— Start of LISTED ENTRIES —

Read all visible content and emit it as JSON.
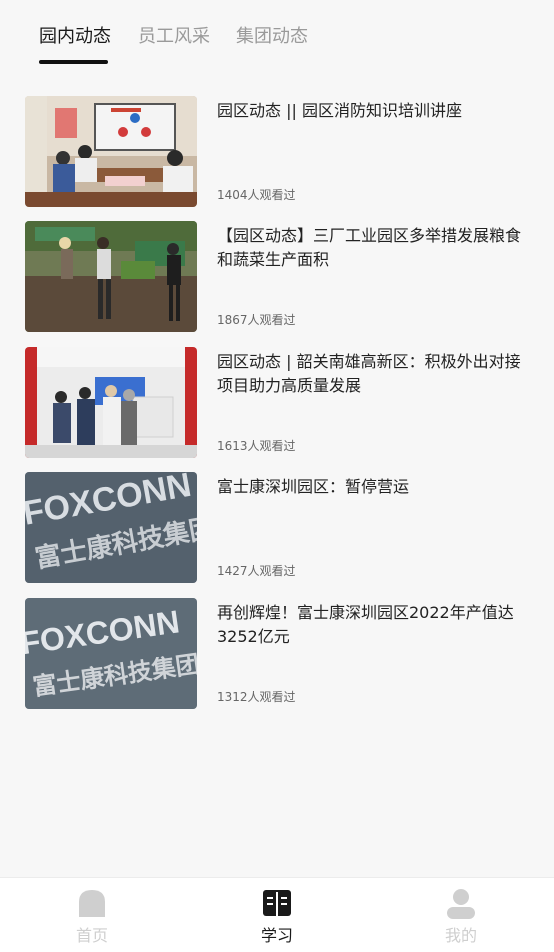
{
  "tabs": [
    {
      "label": "园内动态",
      "active": true
    },
    {
      "label": "员工风采",
      "active": false
    },
    {
      "label": "集团动态",
      "active": false
    }
  ],
  "articles": [
    {
      "title": "园区动态 || 园区消防知识培训讲座",
      "views": "1404人观看过",
      "image": "meeting-room-photo"
    },
    {
      "title": "【园区动态】三厂工业园区多举措发展粮食和蔬菜生产面积",
      "views": "1867人观看过",
      "image": "farm-field-photo"
    },
    {
      "title": "园区动态 | 韶关南雄高新区：积极外出对接项目助力高质量发展",
      "views": "1613人观看过",
      "image": "office-visit-photo"
    },
    {
      "title": "富士康深圳园区：暂停营运",
      "views": "1427人观看过",
      "image": "foxconn-sign-photo"
    },
    {
      "title": "再创辉煌！富士康深圳园区2022年产值达3252亿元",
      "views": "1312人观看过",
      "image": "foxconn-sign-photo"
    }
  ],
  "thumb_text": {
    "foxconn_en": "FOXCONN",
    "foxconn_cn": "富士康科技集团"
  },
  "bottom_nav": [
    {
      "label": "首页",
      "icon": "home-icon",
      "active": false
    },
    {
      "label": "学习",
      "icon": "book-icon",
      "active": true
    },
    {
      "label": "我的",
      "icon": "user-icon",
      "active": false
    }
  ],
  "colors": {
    "active_text": "#1a1a1a",
    "inactive_text": "#9a9a9a",
    "nav_inactive": "#cfcfcf",
    "background": "#f7f7f7"
  }
}
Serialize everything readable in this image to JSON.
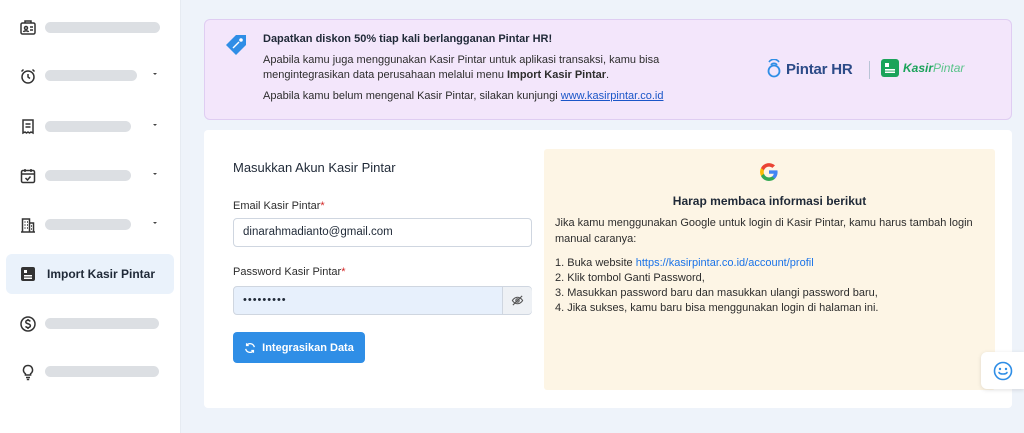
{
  "sidebar": {
    "items": [
      {
        "icon": "id-card-icon",
        "has_chevron": false
      },
      {
        "icon": "alarm-clock-icon",
        "has_chevron": true
      },
      {
        "icon": "receipt-icon",
        "has_chevron": true
      },
      {
        "icon": "calendar-check-icon",
        "has_chevron": true
      },
      {
        "icon": "building-icon",
        "has_chevron": true
      },
      {
        "icon": "import-icon",
        "label": "Import Kasir Pintar",
        "active": true
      },
      {
        "icon": "dollar-icon",
        "has_chevron": false
      },
      {
        "icon": "lightbulb-icon",
        "has_chevron": false
      }
    ]
  },
  "banner": {
    "title": "Dapatkan diskon 50% tiap kali berlangganan Pintar HR!",
    "p1_before": "Apabila kamu juga menggunakan Kasir Pintar untuk aplikasi transaksi, kamu bisa mengintegrasikan data perusahaan melalui menu ",
    "p1_bold": "Import Kasir Pintar",
    "p1_after": ".",
    "p2_before": "Apabila kamu belum mengenal Kasir Pintar, silakan kunjungi ",
    "p2_link": "www.kasirpintar.co.id",
    "logo_pintar_hr": "Pintar HR",
    "logo_kasir": "Kasir",
    "logo_pintar": "Pintar",
    "accent": "#2f8ee6",
    "kasir_green": "#1aa35a"
  },
  "form": {
    "title": "Masukkan Akun Kasir Pintar",
    "email_label": "Email Kasir Pintar",
    "email_value": "dinarahmadianto@gmail.com",
    "password_label": "Password Kasir Pintar",
    "password_value": "•••••••••",
    "required_mark": "*",
    "button_label": "Integrasikan Data"
  },
  "info": {
    "heading": "Harap membaca informasi berikut",
    "intro": "Jika kamu menggunakan Google untuk login di Kasir Pintar, kamu harus tambah login manual caranya:",
    "step1_before": "1. Buka website ",
    "step1_link": "https://kasirpintar.co.id/account/profil",
    "step2": "2. Klik tombol Ganti Password,",
    "step3": "3. Masukkan password baru dan masukkan ulangi password baru,",
    "step4": "4. Jika sukses, kamu baru bisa menggunakan login di halaman ini."
  }
}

— End of LISTED ENTRIES —

Write out the listing word for word, omitting the pictures it holds.

Read all visible content and emit it as JSON.
{
  "tabs": [
    {
      "label": "园内动态",
      "active": true
    },
    {
      "label": "员工风采",
      "active": false
    },
    {
      "label": "集团动态",
      "active": false
    }
  ],
  "articles": [
    {
      "title": "园区动态 || 园区消防知识培训讲座",
      "views": "1404人观看过",
      "image": "meeting-room-photo"
    },
    {
      "title": "【园区动态】三厂工业园区多举措发展粮食和蔬菜生产面积",
      "views": "1867人观看过",
      "image": "farm-field-photo"
    },
    {
      "title": "园区动态 | 韶关南雄高新区：积极外出对接项目助力高质量发展",
      "views": "1613人观看过",
      "image": "office-visit-photo"
    },
    {
      "title": "富士康深圳园区：暂停营运",
      "views": "1427人观看过",
      "image": "foxconn-sign-photo"
    },
    {
      "title": "再创辉煌！富士康深圳园区2022年产值达3252亿元",
      "views": "1312人观看过",
      "image": "foxconn-sign-photo"
    }
  ],
  "thumb_text": {
    "foxconn_en": "FOXCONN",
    "foxconn_cn": "富士康科技集团"
  },
  "bottom_nav": [
    {
      "label": "首页",
      "icon": "home-icon",
      "active": false
    },
    {
      "label": "学习",
      "icon": "book-icon",
      "active": true
    },
    {
      "label": "我的",
      "icon": "user-icon",
      "active": false
    }
  ],
  "colors": {
    "active_text": "#1a1a1a",
    "inactive_text": "#9a9a9a",
    "nav_inactive": "#cfcfcf",
    "background": "#f7f7f7"
  }
}
Serialize everything readable in this image to JSON.
{
  "sidebar": {
    "items": [
      {
        "icon": "id-card-icon",
        "has_chevron": false
      },
      {
        "icon": "alarm-clock-icon",
        "has_chevron": true
      },
      {
        "icon": "receipt-icon",
        "has_chevron": true
      },
      {
        "icon": "calendar-check-icon",
        "has_chevron": true
      },
      {
        "icon": "building-icon",
        "has_chevron": true
      },
      {
        "icon": "import-icon",
        "label": "Import Kasir Pintar",
        "active": true
      },
      {
        "icon": "dollar-icon",
        "has_chevron": false
      },
      {
        "icon": "lightbulb-icon",
        "has_chevron": false
      }
    ]
  },
  "banner": {
    "title": "Dapatkan diskon 50% tiap kali berlangganan Pintar HR!",
    "p1_before": "Apabila kamu juga menggunakan Kasir Pintar untuk aplikasi transaksi, kamu bisa mengintegrasikan data perusahaan melalui menu ",
    "p1_bold": "Import Kasir Pintar",
    "p1_after": ".",
    "p2_before": "Apabila kamu belum mengenal Kasir Pintar, silakan kunjungi ",
    "p2_link": "www.kasirpintar.co.id",
    "logo_pintar_hr": "Pintar HR",
    "logo_kasir": "Kasir",
    "logo_pintar": "Pintar",
    "accent": "#2f8ee6",
    "kasir_green": "#1aa35a"
  },
  "form": {
    "title": "Masukkan Akun Kasir Pintar",
    "email_label": "Email Kasir Pintar",
    "email_value": "dinarahmadianto@gmail.com",
    "password_label": "Password Kasir Pintar",
    "password_value": "•••••••••",
    "required_mark": "*",
    "button_label": "Integrasikan Data"
  },
  "info": {
    "heading": "Harap membaca informasi berikut",
    "intro": "Jika kamu menggunakan Google untuk login di Kasir Pintar, kamu harus tambah login manual caranya:",
    "step1_before": "1. Buka website ",
    "step1_link": "https://kasirpintar.co.id/account/profil",
    "step2": "2. Klik tombol Ganti Password,",
    "step3": "3. Masukkan password baru dan masukkan ulangi password baru,",
    "step4": "4. Jika sukses, kamu baru bisa menggunakan login di halaman ini."
  }
}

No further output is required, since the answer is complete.